▶ [WHAT TO PRODUCE]: Scan the entries below. List each line with "抗疫热线".

▶ [MATERIAL FOR THIS EXERCISE]:
· · ·
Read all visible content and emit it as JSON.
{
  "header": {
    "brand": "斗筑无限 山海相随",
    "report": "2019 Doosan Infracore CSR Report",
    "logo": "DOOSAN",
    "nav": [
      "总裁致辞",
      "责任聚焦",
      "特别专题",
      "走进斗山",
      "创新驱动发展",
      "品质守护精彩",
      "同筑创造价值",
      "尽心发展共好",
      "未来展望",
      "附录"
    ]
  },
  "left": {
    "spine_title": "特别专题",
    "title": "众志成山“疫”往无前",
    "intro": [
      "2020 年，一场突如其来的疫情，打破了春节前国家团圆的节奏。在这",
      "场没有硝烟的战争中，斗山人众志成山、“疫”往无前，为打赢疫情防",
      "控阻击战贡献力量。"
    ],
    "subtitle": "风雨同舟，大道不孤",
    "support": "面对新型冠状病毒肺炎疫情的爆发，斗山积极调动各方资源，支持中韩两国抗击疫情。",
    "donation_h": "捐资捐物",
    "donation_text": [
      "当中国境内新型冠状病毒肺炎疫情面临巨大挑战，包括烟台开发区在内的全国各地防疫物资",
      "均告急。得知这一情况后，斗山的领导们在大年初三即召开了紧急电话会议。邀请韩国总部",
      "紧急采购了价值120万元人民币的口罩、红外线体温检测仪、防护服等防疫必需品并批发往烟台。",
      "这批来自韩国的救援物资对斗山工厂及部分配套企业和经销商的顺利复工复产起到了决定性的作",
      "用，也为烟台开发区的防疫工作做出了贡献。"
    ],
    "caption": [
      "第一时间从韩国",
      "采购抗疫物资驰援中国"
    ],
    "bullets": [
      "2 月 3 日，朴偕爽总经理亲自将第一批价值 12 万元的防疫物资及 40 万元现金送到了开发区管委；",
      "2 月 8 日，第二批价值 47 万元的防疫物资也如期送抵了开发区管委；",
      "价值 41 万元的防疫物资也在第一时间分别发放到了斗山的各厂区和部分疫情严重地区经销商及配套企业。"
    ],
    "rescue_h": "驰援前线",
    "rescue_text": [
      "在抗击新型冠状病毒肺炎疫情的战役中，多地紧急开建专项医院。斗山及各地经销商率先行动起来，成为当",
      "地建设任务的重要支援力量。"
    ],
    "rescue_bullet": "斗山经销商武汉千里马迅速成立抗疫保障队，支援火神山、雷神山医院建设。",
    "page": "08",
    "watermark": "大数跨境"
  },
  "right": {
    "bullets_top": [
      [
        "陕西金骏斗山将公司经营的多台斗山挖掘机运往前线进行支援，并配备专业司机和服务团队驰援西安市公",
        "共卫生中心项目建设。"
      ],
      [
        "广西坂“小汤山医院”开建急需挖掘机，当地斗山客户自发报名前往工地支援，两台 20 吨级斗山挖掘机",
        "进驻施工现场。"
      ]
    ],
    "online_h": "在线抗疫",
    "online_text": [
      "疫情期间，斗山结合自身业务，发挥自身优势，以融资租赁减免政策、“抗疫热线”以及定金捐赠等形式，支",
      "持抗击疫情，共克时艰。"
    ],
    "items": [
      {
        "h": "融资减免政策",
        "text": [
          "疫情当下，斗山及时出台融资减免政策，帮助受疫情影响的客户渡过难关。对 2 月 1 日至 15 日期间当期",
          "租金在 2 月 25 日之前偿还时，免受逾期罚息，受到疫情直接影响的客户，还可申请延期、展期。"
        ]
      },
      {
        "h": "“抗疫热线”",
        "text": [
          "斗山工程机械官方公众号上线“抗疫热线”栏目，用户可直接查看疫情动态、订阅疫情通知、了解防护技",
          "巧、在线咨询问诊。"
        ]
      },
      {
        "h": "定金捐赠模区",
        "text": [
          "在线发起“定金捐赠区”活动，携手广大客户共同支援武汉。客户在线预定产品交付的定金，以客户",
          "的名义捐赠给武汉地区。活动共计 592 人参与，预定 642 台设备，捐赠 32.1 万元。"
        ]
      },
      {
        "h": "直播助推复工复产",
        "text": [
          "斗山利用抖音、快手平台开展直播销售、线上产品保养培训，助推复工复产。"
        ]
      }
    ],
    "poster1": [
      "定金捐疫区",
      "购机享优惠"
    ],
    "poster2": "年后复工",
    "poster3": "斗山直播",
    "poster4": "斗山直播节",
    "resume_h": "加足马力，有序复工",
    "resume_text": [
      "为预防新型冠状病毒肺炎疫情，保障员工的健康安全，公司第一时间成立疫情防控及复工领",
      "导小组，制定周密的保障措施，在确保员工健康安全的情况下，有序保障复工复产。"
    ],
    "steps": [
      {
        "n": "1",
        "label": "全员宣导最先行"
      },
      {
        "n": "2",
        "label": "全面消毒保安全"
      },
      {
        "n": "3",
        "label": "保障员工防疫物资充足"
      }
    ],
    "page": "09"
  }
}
· · ·
▶ [REPLY]:
      "疫情期间，斗山结合自身业务，发挥自身优势，以融资租赁减免政策、“抗疫热线”以及定金捐赠等形式，支",
        "h": "“抗疫热线”",
          "斗山工程机械官方公众号上线“抗疫热线”栏目，用户可直接查看疫情动态、订阅疫情通知、了解防护技",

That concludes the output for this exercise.